[Rows from a dataset]
________________________________________

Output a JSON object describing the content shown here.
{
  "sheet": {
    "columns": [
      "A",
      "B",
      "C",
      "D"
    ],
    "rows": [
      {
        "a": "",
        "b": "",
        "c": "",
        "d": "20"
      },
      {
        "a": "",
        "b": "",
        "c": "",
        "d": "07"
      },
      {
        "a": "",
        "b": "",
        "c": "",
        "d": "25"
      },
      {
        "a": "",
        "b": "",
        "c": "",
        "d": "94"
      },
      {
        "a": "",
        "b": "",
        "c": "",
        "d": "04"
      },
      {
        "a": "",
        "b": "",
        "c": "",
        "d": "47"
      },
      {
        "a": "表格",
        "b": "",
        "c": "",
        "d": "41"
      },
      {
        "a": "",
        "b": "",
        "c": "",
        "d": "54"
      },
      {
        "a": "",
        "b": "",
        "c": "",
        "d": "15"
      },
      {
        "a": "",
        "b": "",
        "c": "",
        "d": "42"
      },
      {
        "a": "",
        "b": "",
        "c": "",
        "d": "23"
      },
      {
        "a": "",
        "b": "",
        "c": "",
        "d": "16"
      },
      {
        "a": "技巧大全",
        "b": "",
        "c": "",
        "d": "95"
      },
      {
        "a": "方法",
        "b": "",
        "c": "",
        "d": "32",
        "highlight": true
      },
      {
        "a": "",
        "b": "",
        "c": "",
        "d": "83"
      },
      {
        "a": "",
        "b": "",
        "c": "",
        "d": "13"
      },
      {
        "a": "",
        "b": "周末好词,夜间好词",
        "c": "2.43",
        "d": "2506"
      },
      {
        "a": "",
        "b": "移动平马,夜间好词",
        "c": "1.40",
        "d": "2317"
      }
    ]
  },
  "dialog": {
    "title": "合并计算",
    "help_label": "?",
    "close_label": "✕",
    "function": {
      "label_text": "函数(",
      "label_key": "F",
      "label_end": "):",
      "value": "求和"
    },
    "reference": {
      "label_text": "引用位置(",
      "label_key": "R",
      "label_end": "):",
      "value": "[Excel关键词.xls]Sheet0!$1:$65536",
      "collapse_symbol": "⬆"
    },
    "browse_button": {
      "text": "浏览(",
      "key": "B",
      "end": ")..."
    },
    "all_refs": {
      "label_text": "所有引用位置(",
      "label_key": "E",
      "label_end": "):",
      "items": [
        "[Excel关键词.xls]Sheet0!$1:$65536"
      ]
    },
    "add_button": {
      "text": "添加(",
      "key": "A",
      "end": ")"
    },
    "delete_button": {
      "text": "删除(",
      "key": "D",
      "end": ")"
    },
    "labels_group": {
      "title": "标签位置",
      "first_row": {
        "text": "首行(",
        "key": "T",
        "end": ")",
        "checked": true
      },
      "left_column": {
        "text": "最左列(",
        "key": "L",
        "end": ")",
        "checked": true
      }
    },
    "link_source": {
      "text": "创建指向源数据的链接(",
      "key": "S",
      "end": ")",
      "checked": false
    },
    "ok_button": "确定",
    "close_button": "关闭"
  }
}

________________________________________

Write out the records shown above, exactly as they appear.

# ANSWER FOR THE TASK:
Output a JSON object describing the content shown here.
{
  "sheet": {
    "columns": [
      "A",
      "B",
      "C",
      "D"
    ],
    "rows": [
      {
        "a": "",
        "b": "",
        "c": "",
        "d": "20"
      },
      {
        "a": "",
        "b": "",
        "c": "",
        "d": "07"
      },
      {
        "a": "",
        "b": "",
        "c": "",
        "d": "25"
      },
      {
        "a": "",
        "b": "",
        "c": "",
        "d": "94"
      },
      {
        "a": "",
        "b": "",
        "c": "",
        "d": "04"
      },
      {
        "a": "",
        "b": "",
        "c": "",
        "d": "47"
      },
      {
        "a": "表格",
        "b": "",
        "c": "",
        "d": "41"
      },
      {
        "a": "",
        "b": "",
        "c": "",
        "d": "54"
      },
      {
        "a": "",
        "b": "",
        "c": "",
        "d": "15"
      },
      {
        "a": "",
        "b": "",
        "c": "",
        "d": "42"
      },
      {
        "a": "",
        "b": "",
        "c": "",
        "d": "23"
      },
      {
        "a": "",
        "b": "",
        "c": "",
        "d": "16"
      },
      {
        "a": "技巧大全",
        "b": "",
        "c": "",
        "d": "95"
      },
      {
        "a": "方法",
        "b": "",
        "c": "",
        "d": "32",
        "highlight": true
      },
      {
        "a": "",
        "b": "",
        "c": "",
        "d": "83"
      },
      {
        "a": "",
        "b": "",
        "c": "",
        "d": "13"
      },
      {
        "a": "",
        "b": "周末好词,夜间好词",
        "c": "2.43",
        "d": "2506"
      },
      {
        "a": "",
        "b": "移动平马,夜间好词",
        "c": "1.40",
        "d": "2317"
      }
    ]
  },
  "dialog": {
    "title": "合并计算",
    "help_label": "?",
    "close_label": "✕",
    "function": {
      "label_text": "函数(",
      "label_key": "F",
      "label_end": "):",
      "value": "求和"
    },
    "reference": {
      "label_text": "引用位置(",
      "label_key": "R",
      "label_end": "):",
      "value": "[Excel关键词.xls]Sheet0!$1:$65536",
      "collapse_symbol": "⬆"
    },
    "browse_button": {
      "text": "浏览(",
      "key": "B",
      "end": ")..."
    },
    "all_refs": {
      "label_text": "所有引用位置(",
      "label_key": "E",
      "label_end": "):",
      "items": [
        "[Excel关键词.xls]Sheet0!$1:$65536"
      ]
    },
    "add_button": {
      "text": "添加(",
      "key": "A",
      "end": ")"
    },
    "delete_button": {
      "text": "删除(",
      "key": "D",
      "end": ")"
    },
    "labels_group": {
      "title": "标签位置",
      "first_row": {
        "text": "首行(",
        "key": "T",
        "end": ")",
        "checked": true
      },
      "left_column": {
        "text": "最左列(",
        "key": "L",
        "end": ")",
        "checked": true
      }
    },
    "link_source": {
      "text": "创建指向源数据的链接(",
      "key": "S",
      "end": ")",
      "checked": false
    },
    "ok_button": "确定",
    "close_button": "关闭"
  }
}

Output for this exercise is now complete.